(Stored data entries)
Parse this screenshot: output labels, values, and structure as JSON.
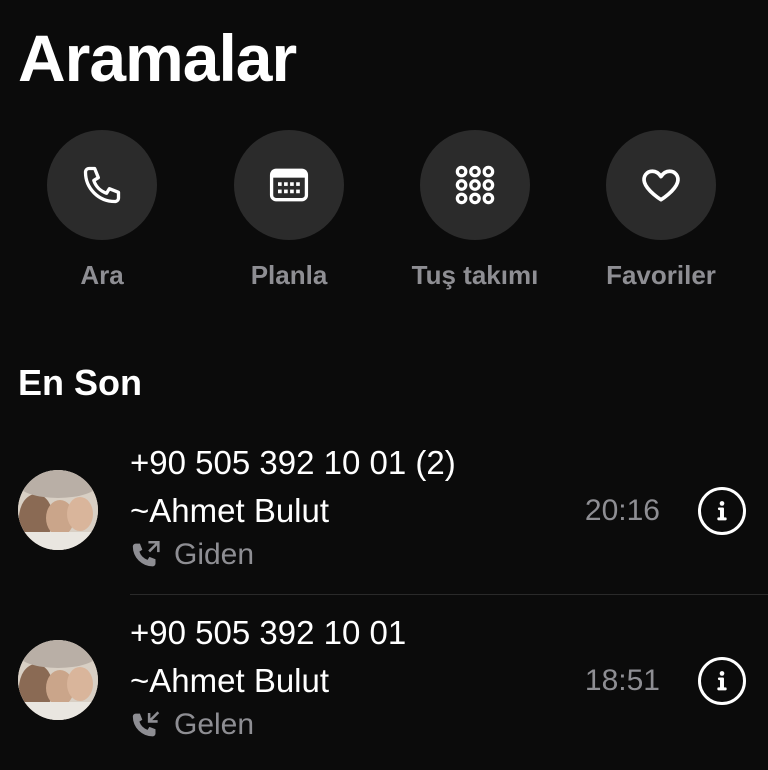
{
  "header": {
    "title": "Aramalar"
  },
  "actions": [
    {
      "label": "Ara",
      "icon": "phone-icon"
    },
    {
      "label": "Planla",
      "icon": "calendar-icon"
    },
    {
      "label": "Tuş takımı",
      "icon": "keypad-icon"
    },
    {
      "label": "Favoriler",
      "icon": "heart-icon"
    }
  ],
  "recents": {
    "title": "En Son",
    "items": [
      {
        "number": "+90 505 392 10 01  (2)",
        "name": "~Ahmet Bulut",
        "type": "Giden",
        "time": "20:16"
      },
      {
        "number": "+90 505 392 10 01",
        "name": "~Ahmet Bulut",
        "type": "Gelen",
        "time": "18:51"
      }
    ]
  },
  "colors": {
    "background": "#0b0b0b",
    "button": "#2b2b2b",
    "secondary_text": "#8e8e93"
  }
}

Task description: Reproduce each entry precisely, dropping only the pictures.

Output below:
Parse this screenshot: output labels, values, and structure as JSON.
{
  "header": {
    "title": "Aramalar"
  },
  "actions": [
    {
      "label": "Ara",
      "icon": "phone-icon"
    },
    {
      "label": "Planla",
      "icon": "calendar-icon"
    },
    {
      "label": "Tuş takımı",
      "icon": "keypad-icon"
    },
    {
      "label": "Favoriler",
      "icon": "heart-icon"
    }
  ],
  "recents": {
    "title": "En Son",
    "items": [
      {
        "number": "+90 505 392 10 01  (2)",
        "name": "~Ahmet Bulut",
        "type": "Giden",
        "time": "20:16"
      },
      {
        "number": "+90 505 392 10 01",
        "name": "~Ahmet Bulut",
        "type": "Gelen",
        "time": "18:51"
      }
    ]
  },
  "colors": {
    "background": "#0b0b0b",
    "button": "#2b2b2b",
    "secondary_text": "#8e8e93"
  }
}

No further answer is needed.